Stated goal: Write out all of the entries that follow, word for word, but skip the pictures.
══════
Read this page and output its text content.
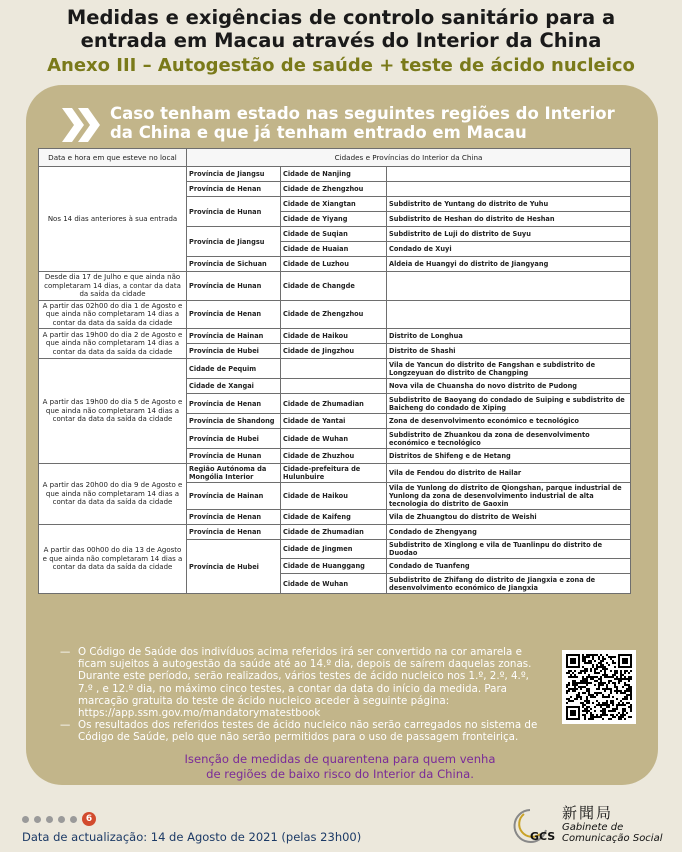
Medidas e exigências de controlo sanitário para a
entrada em Macau através do Interior da China
Anexo III – Autogestão de saúde + teste de ácido nucleico
Caso tenham estado nas seguintes regiões do Interior
da China e que já tenham entrado em Macau
Data e hora em que esteve no local	Cidades e Províncias do Interior da China		
Nos 14 dias anteriores à sua entrada	Província de Jiangsu	Cidade de Nanjing	
	Província de Henan	Cidade de Zhengzhou	
	Província de Hunan	Cidade de Xiangtan	Subdistrito de Yuntang do distrito de Yuhu
		Cidade de Yiyang	Subdistrito de Heshan do distrito de Heshan
	Província de Jiangsu	Cidade de Suqian	Subdistrito de Luji do distrito de Suyu
		Cidade de Huaian	Condado de Xuyi
	Província de Sichuan	Cidade de Luzhou	Aldeia de Huangyi do distrito de Jiangyang
Desde dia 17 de Julho e que ainda não completaram 14 dias, a contar da data da saída da cidade	Província de Hunan	Cidade de Changde	
A partir das 02h00 do dia 1 de Agosto e que ainda não completaram 14 dias a contar da data da saída da cidade	Província de Henan	Cidade de Zhengzhou	
A partir das 19h00 do dia 2 de Agosto e que ainda não completaram 14 dias a contar da data da saída da cidade	Província de Hainan	Cidade de Haikou	Distrito de Longhua
	Província de Hubei	Cidade de Jingzhou	Distrito de Shashi
A partir das 19h00 do dia 5 de Agosto e que ainda não completaram 14 dias a contar da data da saída da cidade	Cidade de Pequim		Vila de Yancun do distrito de Fangshan e subdistrito de Longzeyuan do distrito de Changping
	Cidade de Xangai		Nova vila de Chuansha do novo distrito de Pudong
	Província de Henan	Cidade de Zhumadian	Subdistrito de Baoyang do condado de Suiping e subdistrito de Baicheng do condado de Xiping
	Província de Shandong	Cidade de Yantai	Zona de desenvolvimento económico e tecnológico
	Província de Hubei	Cidade de Wuhan	Subdistrito de Zhuankou da zona de desenvolvimento económico e tecnológico
	Província de Hunan	Cidade de Zhuzhou	Distritos de Shifeng e de Hetang
A partir das 20h00 do dia 9 de Agosto e que ainda não completaram 14 dias a contar da data da saída da cidade	Região Autónoma da Mongólia Interior	Cidade-prefeitura de Hulunbuire	Vila de Fendou do distrito de Hailar
	Província de Hainan	Cidade de Haikou	Vila de Yunlong do distrito de Qiongshan, parque industrial de Yunlong da zona de desenvolvimento industrial de alta tecnologia do distrito de Gaoxin
	Província de Henan	Cidade de Kaifeng	Vila de Zhuangtou do distrito de Weishi
A partir das 00h00 do dia 13 de Agosto e que ainda não completaram 14 dias a contar da data da saída da cidade	Província de Henan	Cidade de Zhumadian	Condado de Zhengyang
	Província de Hubei	Cidade de Jingmen	Subdistrito de Xinglong e vila de Tuanlinpu do distrito de Duodao
		Cidade de Huanggang	Condado de Tuanfeng
		Cidade de Wuhan	Subdistrito de Zhifang do distrito de Jiangxia e zona de desenvolvimento económico de Jiangxia
— O Código de Saúde dos indivíduos acima referidos irá ser convertido na cor amarela e ficam sujeitos à autogestão da saúde até ao 14.º dia, depois de saírem daquelas zonas. Durante este período, serão realizados, vários testes de ácido nucleico nos 1.º, 2.º, 4.º, 7.º , e 12.º dia, no máximo cinco testes, a contar da data do início da medida. Para marcação gratuita do teste de ácido nucleico aceder à seguinte página: https://app.ssm.gov.mo/mandatorymatestbook
— Os resultados dos referidos testes de ácido nucleico não serão carregados no sistema de Código de Saúde, pelo que não serão permitidos para o uso de passagem fronteiriça.
Isenção de medidas de quarentena para quem venha
de regiões de baixo risco do Interior da China.
6
Data de actualização: 14 de Agosto de 2021 (pelas 23h00)	GCS
新聞局
Gabinete de
Comunicação Social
══════
Finished exercise:
Read this page and output its text content.
Medidas e exigências de controlo sanitário para a
entrada em Macau através do Interior da China
Anexo III – Autogestão de saúde + teste de ácido nucleico
Caso tenham estado nas seguintes regiões do Interior
da China e que já tenham entrado em Macau
Data e hora em que esteve no local	Cidades e Províncias do Interior da China		
Nos 14 dias anteriores à sua entrada	Província de Jiangsu	Cidade de Nanjing	
	Província de Henan	Cidade de Zhengzhou	
	Província de Hunan	Cidade de Xiangtan	Subdistrito de Yuntang do distrito de Yuhu
		Cidade de Yiyang	Subdistrito de Heshan do distrito de Heshan
	Província de Jiangsu	Cidade de Suqian	Subdistrito de Luji do distrito de Suyu
		Cidade de Huaian	Condado de Xuyi
	Província de Sichuan	Cidade de Luzhou	Aldeia de Huangyi do distrito de Jiangyang
Desde dia 17 de Julho e que ainda não completaram 14 dias, a contar da data da saída da cidade	Província de Hunan	Cidade de Changde	
A partir das 02h00 do dia 1 de Agosto e que ainda não completaram 14 dias a contar da data da saída da cidade	Província de Henan	Cidade de Zhengzhou	
A partir das 19h00 do dia 2 de Agosto e que ainda não completaram 14 dias a contar da data da saída da cidade	Província de Hainan	Cidade de Haikou	Distrito de Longhua
	Província de Hubei	Cidade de Jingzhou	Distrito de Shashi
A partir das 19h00 do dia 5 de Agosto e que ainda não completaram 14 dias a contar da data da saída da cidade	Cidade de Pequim		Vila de Yancun do distrito de Fangshan e subdistrito de Longzeyuan do distrito de Changping
	Cidade de Xangai		Nova vila de Chuansha do novo distrito de Pudong
	Província de Henan	Cidade de Zhumadian	Subdistrito de Baoyang do condado de Suiping e subdistrito de Baicheng do condado de Xiping
	Província de Shandong	Cidade de Yantai	Zona de desenvolvimento económico e tecnológico
	Província de Hubei	Cidade de Wuhan	Subdistrito de Zhuankou da zona de desenvolvimento económico e tecnológico
	Província de Hunan	Cidade de Zhuzhou	Distritos de Shifeng e de Hetang
A partir das 20h00 do dia 9 de Agosto e que ainda não completaram 14 dias a contar da data da saída da cidade	Região Autónoma da Mongólia Interior	Cidade-prefeitura de Hulunbuire	Vila de Fendou do distrito de Hailar
	Província de Hainan	Cidade de Haikou	Vila de Yunlong do distrito de Qiongshan, parque industrial de Yunlong da zona de desenvolvimento industrial de alta tecnologia do distrito de Gaoxin
	Província de Henan	Cidade de Kaifeng	Vila de Zhuangtou do distrito de Weishi
A partir das 00h00 do dia 13 de Agosto e que ainda não completaram 14 dias a contar da data da saída da cidade	Província de Henan	Cidade de Zhumadian	Condado de Zhengyang
	Província de Hubei	Cidade de Jingmen	Subdistrito de Xinglong e vila de Tuanlinpu do distrito de Duodao
		Cidade de Huanggang	Condado de Tuanfeng
		Cidade de Wuhan	Subdistrito de Zhifang do distrito de Jiangxia e zona de desenvolvimento económico de Jiangxia
— O Código de Saúde dos indivíduos acima referidos irá ser convertido na cor amarela e ficam sujeitos à autogestão da saúde até ao 14.º dia, depois de saírem daquelas zonas. Durante este período, serão realizados, vários testes de ácido nucleico nos 1.º, 2.º, 4.º, 7.º , e 12.º dia, no máximo cinco testes, a contar da data do início da medida. Para marcação gratuita do teste de ácido nucleico aceder à seguinte página: https://app.ssm.gov.mo/mandatorymatestbook
— Os resultados dos referidos testes de ácido nucleico não serão carregados no sistema de Código de Saúde, pelo que não serão permitidos para o uso de passagem fronteiriça.
Isenção de medidas de quarentena para quem venha
de regiões de baixo risco do Interior da China.
6
Data de actualização: 14 de Agosto de 2021 (pelas 23h00)	GCS
新聞局
Gabinete de
Comunicação Social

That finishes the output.